Some records —

***

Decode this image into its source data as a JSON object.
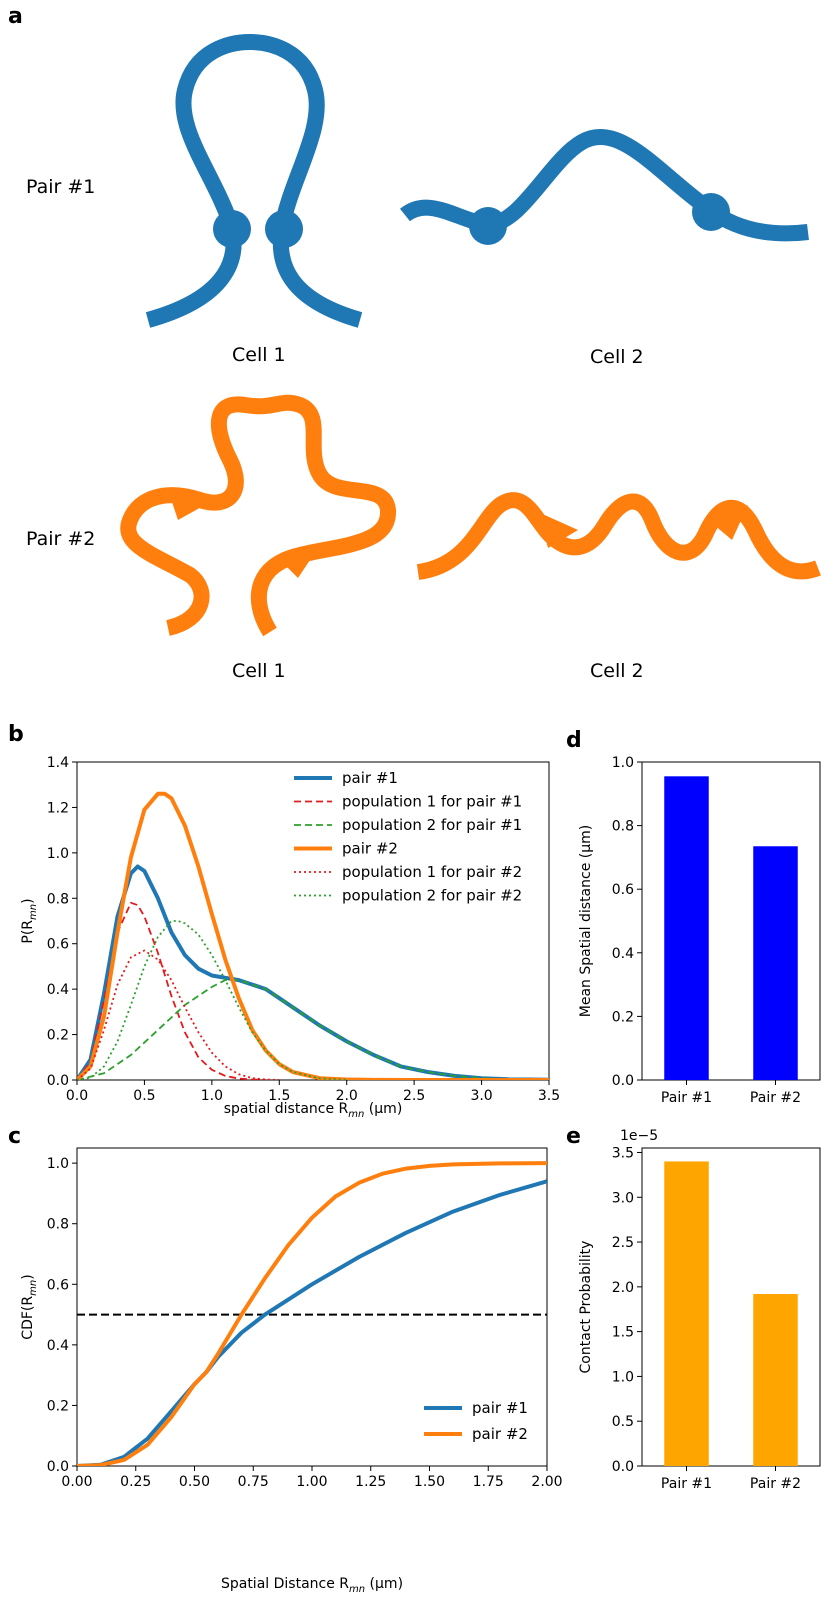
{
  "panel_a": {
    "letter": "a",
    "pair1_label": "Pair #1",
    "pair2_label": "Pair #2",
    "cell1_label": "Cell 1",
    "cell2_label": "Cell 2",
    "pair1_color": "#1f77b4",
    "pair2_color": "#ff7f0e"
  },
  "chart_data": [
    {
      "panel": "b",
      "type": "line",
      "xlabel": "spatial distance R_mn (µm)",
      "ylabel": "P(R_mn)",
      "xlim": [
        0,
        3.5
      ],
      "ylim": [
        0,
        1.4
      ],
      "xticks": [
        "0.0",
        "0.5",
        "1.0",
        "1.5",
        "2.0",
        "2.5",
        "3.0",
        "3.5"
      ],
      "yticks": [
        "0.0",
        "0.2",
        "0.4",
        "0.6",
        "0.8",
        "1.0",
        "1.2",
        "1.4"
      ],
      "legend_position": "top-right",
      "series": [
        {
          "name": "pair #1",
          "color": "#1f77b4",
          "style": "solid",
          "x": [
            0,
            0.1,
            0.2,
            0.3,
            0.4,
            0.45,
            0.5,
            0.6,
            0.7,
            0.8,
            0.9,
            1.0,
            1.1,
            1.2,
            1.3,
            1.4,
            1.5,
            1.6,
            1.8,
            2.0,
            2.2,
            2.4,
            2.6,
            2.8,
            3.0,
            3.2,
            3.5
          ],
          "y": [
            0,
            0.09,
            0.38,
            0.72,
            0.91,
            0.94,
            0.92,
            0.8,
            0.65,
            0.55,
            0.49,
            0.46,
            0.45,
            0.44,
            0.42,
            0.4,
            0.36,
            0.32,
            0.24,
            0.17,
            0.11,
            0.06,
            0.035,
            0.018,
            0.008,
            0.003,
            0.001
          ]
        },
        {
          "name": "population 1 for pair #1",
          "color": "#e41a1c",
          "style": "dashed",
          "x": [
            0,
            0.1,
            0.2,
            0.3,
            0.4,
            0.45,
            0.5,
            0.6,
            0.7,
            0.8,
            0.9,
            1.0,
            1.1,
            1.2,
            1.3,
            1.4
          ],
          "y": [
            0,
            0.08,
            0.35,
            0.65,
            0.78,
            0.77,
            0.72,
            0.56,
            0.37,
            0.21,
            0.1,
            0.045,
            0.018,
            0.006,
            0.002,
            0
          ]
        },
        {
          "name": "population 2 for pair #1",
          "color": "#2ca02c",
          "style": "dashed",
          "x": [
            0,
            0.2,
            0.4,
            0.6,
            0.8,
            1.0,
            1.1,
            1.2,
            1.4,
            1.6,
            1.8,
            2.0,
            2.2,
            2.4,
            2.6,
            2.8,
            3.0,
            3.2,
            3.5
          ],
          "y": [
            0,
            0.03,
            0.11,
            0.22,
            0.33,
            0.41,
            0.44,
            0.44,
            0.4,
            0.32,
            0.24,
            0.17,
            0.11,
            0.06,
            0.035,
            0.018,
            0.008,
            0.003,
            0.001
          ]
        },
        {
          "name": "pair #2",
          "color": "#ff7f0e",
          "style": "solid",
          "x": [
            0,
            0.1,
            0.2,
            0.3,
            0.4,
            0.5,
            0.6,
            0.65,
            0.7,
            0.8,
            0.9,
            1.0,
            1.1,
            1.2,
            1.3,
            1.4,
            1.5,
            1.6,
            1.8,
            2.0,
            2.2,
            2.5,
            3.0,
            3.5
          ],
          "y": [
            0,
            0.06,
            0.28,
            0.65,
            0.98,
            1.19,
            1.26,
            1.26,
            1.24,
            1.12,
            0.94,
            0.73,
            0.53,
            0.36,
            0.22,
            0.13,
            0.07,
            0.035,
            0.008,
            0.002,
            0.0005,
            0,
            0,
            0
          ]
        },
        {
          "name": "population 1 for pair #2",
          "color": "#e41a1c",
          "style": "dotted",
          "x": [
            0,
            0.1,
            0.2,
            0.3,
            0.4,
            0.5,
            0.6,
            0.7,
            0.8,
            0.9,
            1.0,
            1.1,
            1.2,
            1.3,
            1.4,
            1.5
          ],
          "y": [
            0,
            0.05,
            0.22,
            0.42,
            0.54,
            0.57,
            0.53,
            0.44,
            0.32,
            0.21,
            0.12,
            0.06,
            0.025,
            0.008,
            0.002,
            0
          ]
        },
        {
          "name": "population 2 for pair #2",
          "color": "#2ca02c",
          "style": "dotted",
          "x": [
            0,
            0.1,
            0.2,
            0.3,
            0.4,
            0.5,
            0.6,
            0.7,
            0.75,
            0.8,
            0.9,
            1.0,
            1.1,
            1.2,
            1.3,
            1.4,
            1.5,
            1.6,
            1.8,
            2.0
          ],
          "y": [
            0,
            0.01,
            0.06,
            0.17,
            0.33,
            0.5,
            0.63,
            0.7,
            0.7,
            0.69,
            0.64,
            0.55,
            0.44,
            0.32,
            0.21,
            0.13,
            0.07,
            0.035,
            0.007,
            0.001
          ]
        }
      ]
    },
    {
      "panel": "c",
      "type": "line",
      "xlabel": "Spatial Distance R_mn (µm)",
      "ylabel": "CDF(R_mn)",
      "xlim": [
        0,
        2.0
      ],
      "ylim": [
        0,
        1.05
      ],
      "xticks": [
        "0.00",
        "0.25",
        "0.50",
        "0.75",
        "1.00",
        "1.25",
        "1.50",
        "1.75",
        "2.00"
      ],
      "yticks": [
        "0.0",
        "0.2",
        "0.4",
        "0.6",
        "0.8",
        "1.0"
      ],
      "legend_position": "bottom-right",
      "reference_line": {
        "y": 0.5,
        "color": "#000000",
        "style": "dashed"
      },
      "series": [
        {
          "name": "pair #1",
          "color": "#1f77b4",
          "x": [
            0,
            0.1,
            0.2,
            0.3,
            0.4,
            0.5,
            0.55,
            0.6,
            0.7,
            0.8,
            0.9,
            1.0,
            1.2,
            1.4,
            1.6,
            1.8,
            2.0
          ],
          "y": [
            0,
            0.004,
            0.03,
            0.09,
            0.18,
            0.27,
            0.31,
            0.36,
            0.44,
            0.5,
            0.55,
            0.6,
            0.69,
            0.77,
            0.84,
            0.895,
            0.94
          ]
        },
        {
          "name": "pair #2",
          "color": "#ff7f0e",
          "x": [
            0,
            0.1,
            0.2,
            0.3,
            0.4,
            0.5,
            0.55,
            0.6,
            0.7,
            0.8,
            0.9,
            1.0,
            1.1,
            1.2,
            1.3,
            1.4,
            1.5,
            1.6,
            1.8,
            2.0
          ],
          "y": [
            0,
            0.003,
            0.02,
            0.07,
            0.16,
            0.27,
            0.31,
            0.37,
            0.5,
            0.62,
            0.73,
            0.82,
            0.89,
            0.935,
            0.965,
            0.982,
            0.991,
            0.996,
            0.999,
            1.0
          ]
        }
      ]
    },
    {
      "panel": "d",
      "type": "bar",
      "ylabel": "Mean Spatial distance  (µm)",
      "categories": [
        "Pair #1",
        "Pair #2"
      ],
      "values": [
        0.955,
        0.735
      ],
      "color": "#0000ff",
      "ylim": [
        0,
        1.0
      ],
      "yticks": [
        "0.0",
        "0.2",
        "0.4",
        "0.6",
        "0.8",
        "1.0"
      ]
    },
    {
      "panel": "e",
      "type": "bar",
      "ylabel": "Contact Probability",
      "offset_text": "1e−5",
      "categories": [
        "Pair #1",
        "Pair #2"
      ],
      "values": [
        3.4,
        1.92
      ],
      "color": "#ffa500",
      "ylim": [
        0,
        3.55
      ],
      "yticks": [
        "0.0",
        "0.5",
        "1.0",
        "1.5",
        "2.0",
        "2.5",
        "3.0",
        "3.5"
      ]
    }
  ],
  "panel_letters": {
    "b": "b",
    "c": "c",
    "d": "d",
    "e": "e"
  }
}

***

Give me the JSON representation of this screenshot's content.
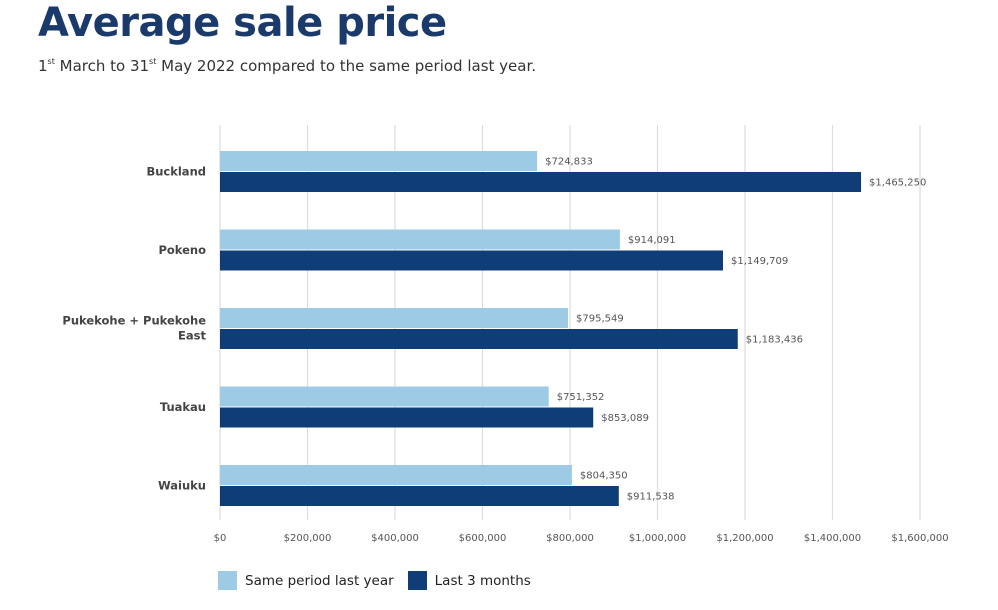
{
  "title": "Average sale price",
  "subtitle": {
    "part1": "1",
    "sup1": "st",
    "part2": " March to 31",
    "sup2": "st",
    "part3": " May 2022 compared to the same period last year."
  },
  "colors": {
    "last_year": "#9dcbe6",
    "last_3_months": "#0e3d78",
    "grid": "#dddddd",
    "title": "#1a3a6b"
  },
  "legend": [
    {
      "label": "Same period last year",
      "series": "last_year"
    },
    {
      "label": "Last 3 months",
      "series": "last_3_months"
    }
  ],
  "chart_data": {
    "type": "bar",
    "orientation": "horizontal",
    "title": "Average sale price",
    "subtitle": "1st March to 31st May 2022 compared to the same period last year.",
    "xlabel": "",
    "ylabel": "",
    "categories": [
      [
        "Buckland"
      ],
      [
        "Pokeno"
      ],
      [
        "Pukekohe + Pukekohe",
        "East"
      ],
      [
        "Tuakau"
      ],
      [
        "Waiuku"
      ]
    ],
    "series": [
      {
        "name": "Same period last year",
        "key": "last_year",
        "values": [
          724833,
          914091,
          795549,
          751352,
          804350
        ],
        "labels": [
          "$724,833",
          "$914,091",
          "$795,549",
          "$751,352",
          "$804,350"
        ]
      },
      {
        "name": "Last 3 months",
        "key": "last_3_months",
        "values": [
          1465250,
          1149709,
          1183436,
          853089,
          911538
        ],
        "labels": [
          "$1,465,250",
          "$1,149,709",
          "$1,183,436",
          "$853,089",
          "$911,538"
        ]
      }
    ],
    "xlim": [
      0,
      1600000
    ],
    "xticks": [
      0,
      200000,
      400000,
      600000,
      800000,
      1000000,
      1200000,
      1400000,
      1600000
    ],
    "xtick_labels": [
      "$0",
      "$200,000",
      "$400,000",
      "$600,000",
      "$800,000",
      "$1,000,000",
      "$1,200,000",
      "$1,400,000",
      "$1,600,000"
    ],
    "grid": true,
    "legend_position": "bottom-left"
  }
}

***

Looking at the data above, show all lines where the word "this" occurs.

EXPECTED OUTPUT —
Decode this image into its source data as a JSON object.
Give me the JSON representation of this screenshot's content.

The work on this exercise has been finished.